* Begin RECORDS SHOWN *
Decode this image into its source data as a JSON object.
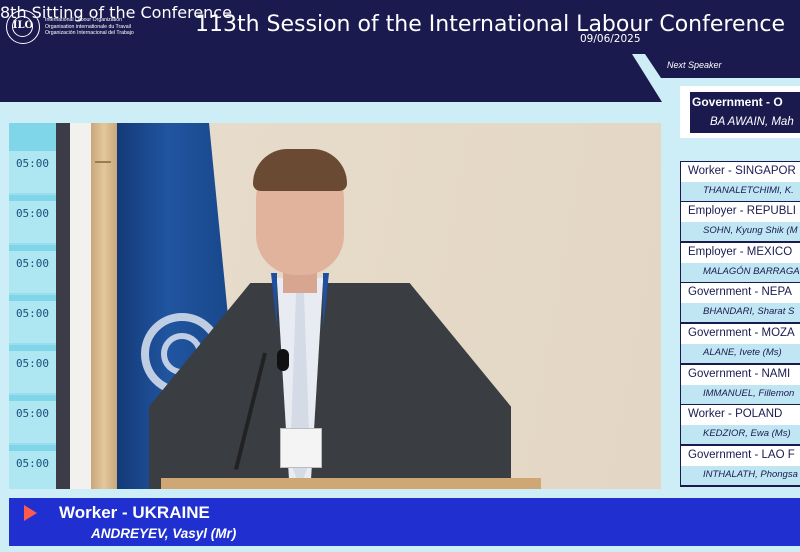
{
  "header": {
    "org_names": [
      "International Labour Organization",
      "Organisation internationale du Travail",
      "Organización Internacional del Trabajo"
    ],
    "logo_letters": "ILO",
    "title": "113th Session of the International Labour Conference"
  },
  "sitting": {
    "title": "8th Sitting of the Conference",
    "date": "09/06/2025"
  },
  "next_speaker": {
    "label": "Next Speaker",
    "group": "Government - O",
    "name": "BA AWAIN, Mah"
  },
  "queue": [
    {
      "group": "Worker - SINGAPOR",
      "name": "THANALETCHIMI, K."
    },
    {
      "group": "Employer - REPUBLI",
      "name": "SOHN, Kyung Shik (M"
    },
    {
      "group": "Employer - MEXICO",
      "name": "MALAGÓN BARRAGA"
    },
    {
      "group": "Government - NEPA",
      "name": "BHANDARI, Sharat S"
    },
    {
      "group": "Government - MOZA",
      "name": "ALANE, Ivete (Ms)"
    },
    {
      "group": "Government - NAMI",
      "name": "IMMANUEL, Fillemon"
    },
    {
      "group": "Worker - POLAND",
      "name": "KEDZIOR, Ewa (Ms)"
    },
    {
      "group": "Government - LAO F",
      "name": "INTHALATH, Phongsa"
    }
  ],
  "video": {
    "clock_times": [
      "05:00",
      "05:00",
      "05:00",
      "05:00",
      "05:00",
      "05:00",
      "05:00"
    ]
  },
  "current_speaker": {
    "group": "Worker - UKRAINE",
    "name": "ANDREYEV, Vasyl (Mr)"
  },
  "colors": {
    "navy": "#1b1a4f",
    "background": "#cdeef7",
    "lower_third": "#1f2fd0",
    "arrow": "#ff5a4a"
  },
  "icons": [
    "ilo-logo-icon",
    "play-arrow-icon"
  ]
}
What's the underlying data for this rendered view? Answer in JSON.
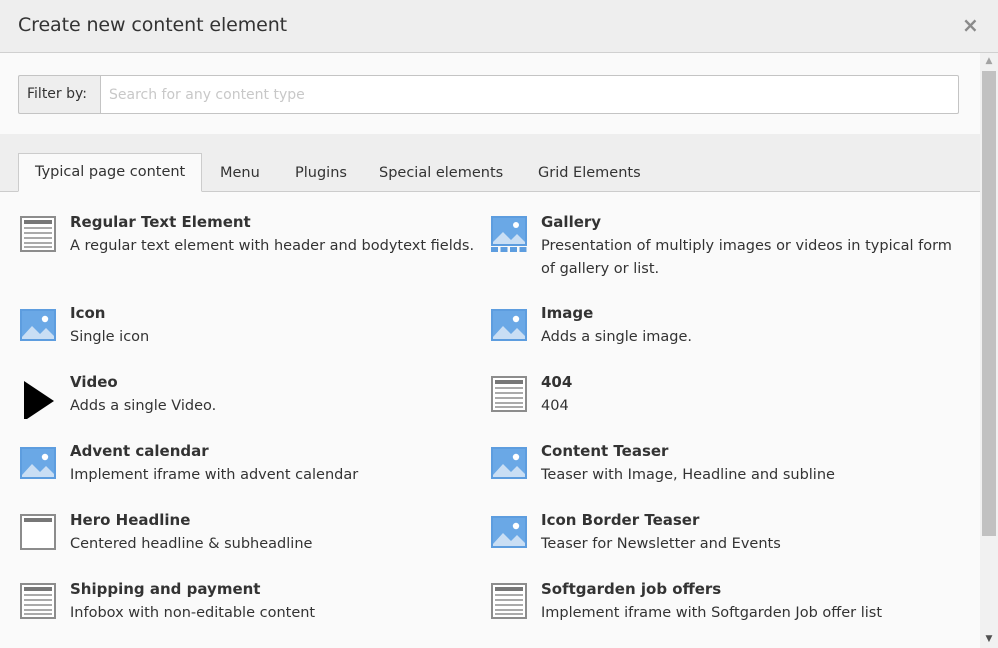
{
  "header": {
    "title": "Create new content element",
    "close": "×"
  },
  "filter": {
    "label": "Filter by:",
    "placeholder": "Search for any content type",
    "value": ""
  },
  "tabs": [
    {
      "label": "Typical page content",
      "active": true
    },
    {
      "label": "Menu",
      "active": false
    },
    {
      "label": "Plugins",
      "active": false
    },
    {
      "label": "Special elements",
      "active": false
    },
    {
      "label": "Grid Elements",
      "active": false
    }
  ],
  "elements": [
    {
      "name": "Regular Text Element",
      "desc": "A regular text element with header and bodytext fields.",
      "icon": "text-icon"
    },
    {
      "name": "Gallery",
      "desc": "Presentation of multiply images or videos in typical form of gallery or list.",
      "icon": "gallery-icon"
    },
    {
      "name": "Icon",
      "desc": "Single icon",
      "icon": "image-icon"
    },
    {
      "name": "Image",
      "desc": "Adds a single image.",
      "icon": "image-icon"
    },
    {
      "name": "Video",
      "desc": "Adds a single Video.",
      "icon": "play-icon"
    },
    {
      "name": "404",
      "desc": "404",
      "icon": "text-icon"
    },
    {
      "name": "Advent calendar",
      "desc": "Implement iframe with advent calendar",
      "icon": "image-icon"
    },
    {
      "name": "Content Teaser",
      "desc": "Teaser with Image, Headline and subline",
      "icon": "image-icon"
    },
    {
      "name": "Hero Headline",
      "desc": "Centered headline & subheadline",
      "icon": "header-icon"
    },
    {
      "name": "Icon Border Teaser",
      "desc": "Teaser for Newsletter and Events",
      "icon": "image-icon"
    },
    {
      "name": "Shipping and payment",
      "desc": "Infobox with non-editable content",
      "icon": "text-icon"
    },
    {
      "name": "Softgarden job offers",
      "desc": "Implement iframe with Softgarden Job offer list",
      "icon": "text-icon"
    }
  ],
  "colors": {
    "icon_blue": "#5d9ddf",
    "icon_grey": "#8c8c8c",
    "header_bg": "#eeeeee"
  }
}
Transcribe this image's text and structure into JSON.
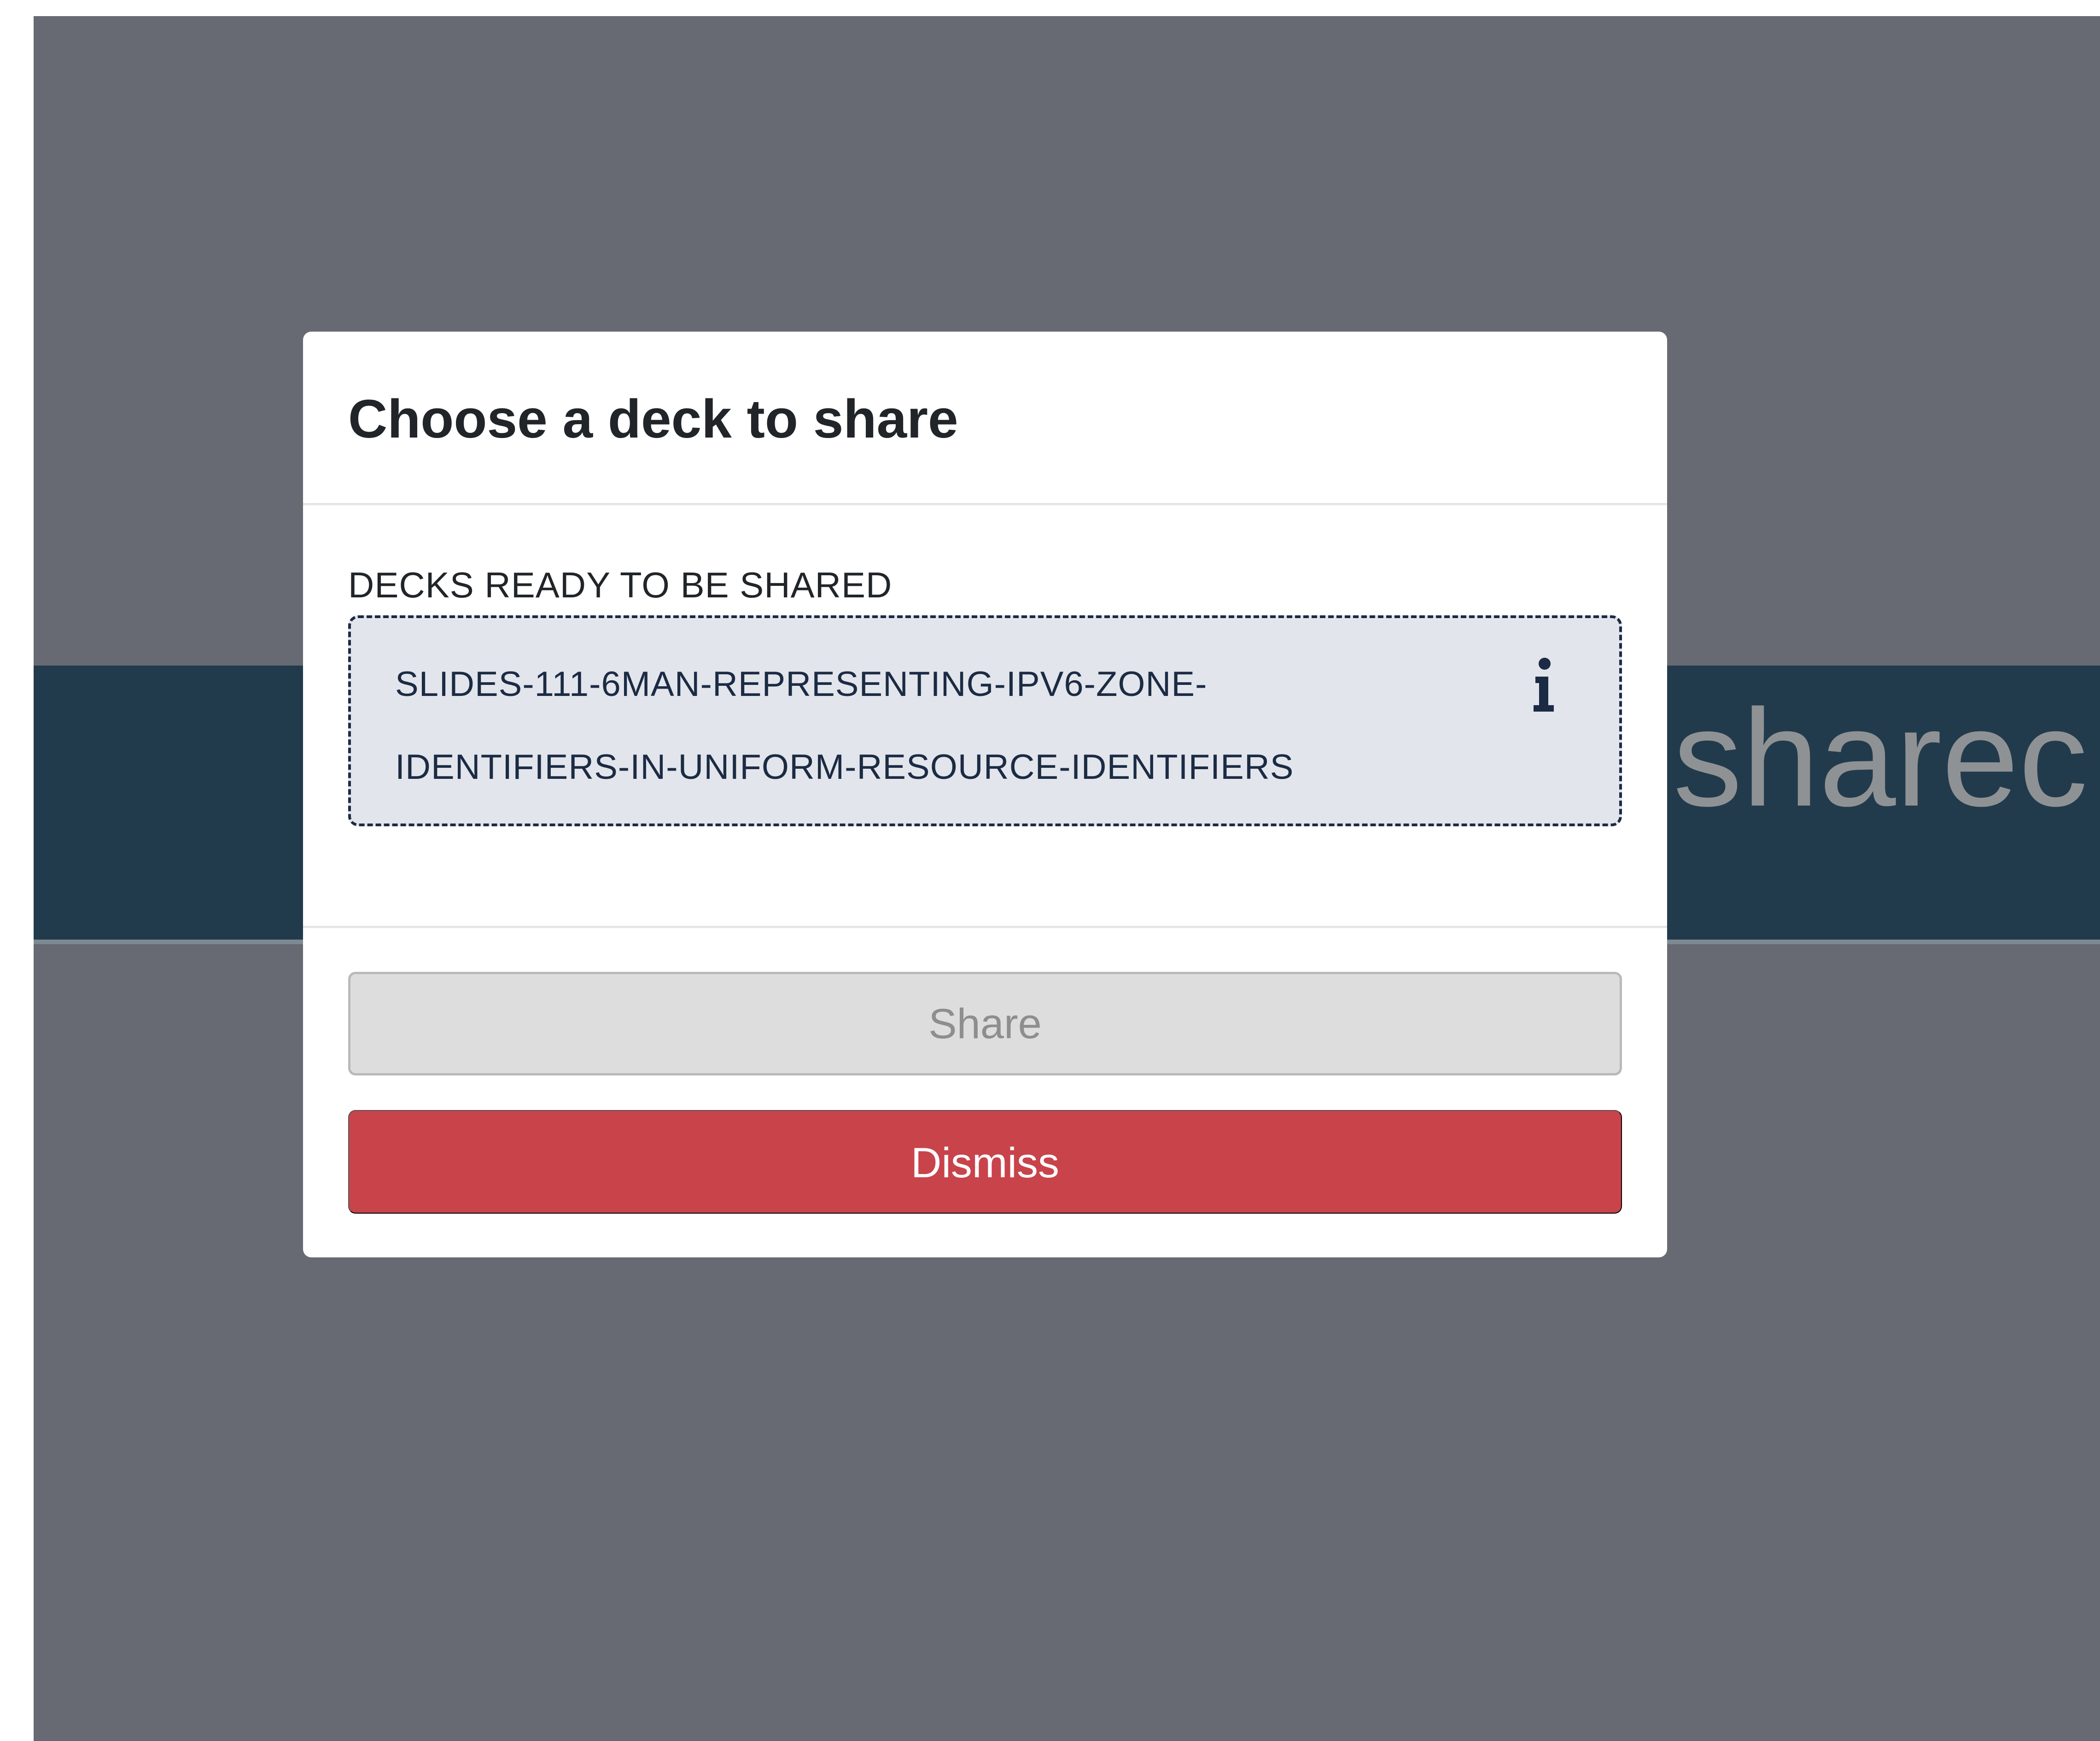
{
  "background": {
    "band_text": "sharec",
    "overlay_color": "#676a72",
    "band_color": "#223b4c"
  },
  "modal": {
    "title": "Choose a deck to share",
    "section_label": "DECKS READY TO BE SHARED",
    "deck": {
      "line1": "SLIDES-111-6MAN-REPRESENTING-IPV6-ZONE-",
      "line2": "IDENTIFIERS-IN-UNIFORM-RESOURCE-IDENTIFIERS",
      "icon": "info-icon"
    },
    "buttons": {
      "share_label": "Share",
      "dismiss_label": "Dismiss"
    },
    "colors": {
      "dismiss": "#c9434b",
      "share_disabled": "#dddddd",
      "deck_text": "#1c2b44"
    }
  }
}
* End RECORDS SHOWN *
WHAT YOU WILL DO
Omit the images and transcribe all of the records above word for word.

REPLY
Decode this image into its source data as a JSON object.
{
  "header": {
    "org_names": [
      "International Labour Organization",
      "Organisation internationale du Travail",
      "Organización Internacional del Trabajo"
    ],
    "logo_letters": "ILO",
    "title": "113th Session of the International Labour Conference"
  },
  "sitting": {
    "title": "8th Sitting of the Conference",
    "date": "09/06/2025"
  },
  "next_speaker": {
    "label": "Next Speaker",
    "group": "Government - O",
    "name": "BA AWAIN, Mah"
  },
  "queue": [
    {
      "group": "Worker - SINGAPOR",
      "name": "THANALETCHIMI, K."
    },
    {
      "group": "Employer - REPUBLI",
      "name": "SOHN, Kyung Shik (M"
    },
    {
      "group": "Employer - MEXICO",
      "name": "MALAGÓN BARRAGA"
    },
    {
      "group": "Government - NEPA",
      "name": "BHANDARI, Sharat S"
    },
    {
      "group": "Government - MOZA",
      "name": "ALANE, Ivete (Ms)"
    },
    {
      "group": "Government - NAMI",
      "name": "IMMANUEL, Fillemon"
    },
    {
      "group": "Worker - POLAND",
      "name": "KEDZIOR, Ewa (Ms)"
    },
    {
      "group": "Government - LAO F",
      "name": "INTHALATH, Phongsa"
    }
  ],
  "video": {
    "clock_times": [
      "05:00",
      "05:00",
      "05:00",
      "05:00",
      "05:00",
      "05:00",
      "05:00"
    ]
  },
  "current_speaker": {
    "group": "Worker - UKRAINE",
    "name": "ANDREYEV, Vasyl (Mr)"
  },
  "colors": {
    "navy": "#1b1a4f",
    "background": "#cdeef7",
    "lower_third": "#1f2fd0",
    "arrow": "#ff5a4a"
  },
  "icons": [
    "ilo-logo-icon",
    "play-arrow-icon"
  ]
}
What's the underlying data for this rendered view? Answer in JSON.
{
  "header": {
    "title": "Create new content element",
    "close": "×"
  },
  "filter": {
    "label": "Filter by:",
    "placeholder": "Search for any content type",
    "value": ""
  },
  "tabs": [
    {
      "label": "Typical page content",
      "active": true
    },
    {
      "label": "Menu",
      "active": false
    },
    {
      "label": "Plugins",
      "active": false
    },
    {
      "label": "Special elements",
      "active": false
    },
    {
      "label": "Grid Elements",
      "active": false
    }
  ],
  "elements": [
    {
      "name": "Regular Text Element",
      "desc": "A regular text element with header and bodytext fields.",
      "icon": "text-icon"
    },
    {
      "name": "Gallery",
      "desc": "Presentation of multiply images or videos in typical form of gallery or list.",
      "icon": "gallery-icon"
    },
    {
      "name": "Icon",
      "desc": "Single icon",
      "icon": "image-icon"
    },
    {
      "name": "Image",
      "desc": "Adds a single image.",
      "icon": "image-icon"
    },
    {
      "name": "Video",
      "desc": "Adds a single Video.",
      "icon": "play-icon"
    },
    {
      "name": "404",
      "desc": "404",
      "icon": "text-icon"
    },
    {
      "name": "Advent calendar",
      "desc": "Implement iframe with advent calendar",
      "icon": "image-icon"
    },
    {
      "name": "Content Teaser",
      "desc": "Teaser with Image, Headline and subline",
      "icon": "image-icon"
    },
    {
      "name": "Hero Headline",
      "desc": "Centered headline & subheadline",
      "icon": "header-icon"
    },
    {
      "name": "Icon Border Teaser",
      "desc": "Teaser for Newsletter and Events",
      "icon": "image-icon"
    },
    {
      "name": "Shipping and payment",
      "desc": "Infobox with non-editable content",
      "icon": "text-icon"
    },
    {
      "name": "Softgarden job offers",
      "desc": "Implement iframe with Softgarden Job offer list",
      "icon": "text-icon"
    }
  ],
  "colors": {
    "icon_blue": "#5d9ddf",
    "icon_grey": "#8c8c8c",
    "header_bg": "#eeeeee"
  }
}
Transcribe this image's text and structure into JSON.
{
  "background": {
    "band_text": "sharec",
    "overlay_color": "#676a72",
    "band_color": "#223b4c"
  },
  "modal": {
    "title": "Choose a deck to share",
    "section_label": "DECKS READY TO BE SHARED",
    "deck": {
      "line1": "SLIDES-111-6MAN-REPRESENTING-IPV6-ZONE-",
      "line2": "IDENTIFIERS-IN-UNIFORM-RESOURCE-IDENTIFIERS",
      "icon": "info-icon"
    },
    "buttons": {
      "share_label": "Share",
      "dismiss_label": "Dismiss"
    },
    "colors": {
      "dismiss": "#c9434b",
      "share_disabled": "#dddddd",
      "deck_text": "#1c2b44"
    }
  }
}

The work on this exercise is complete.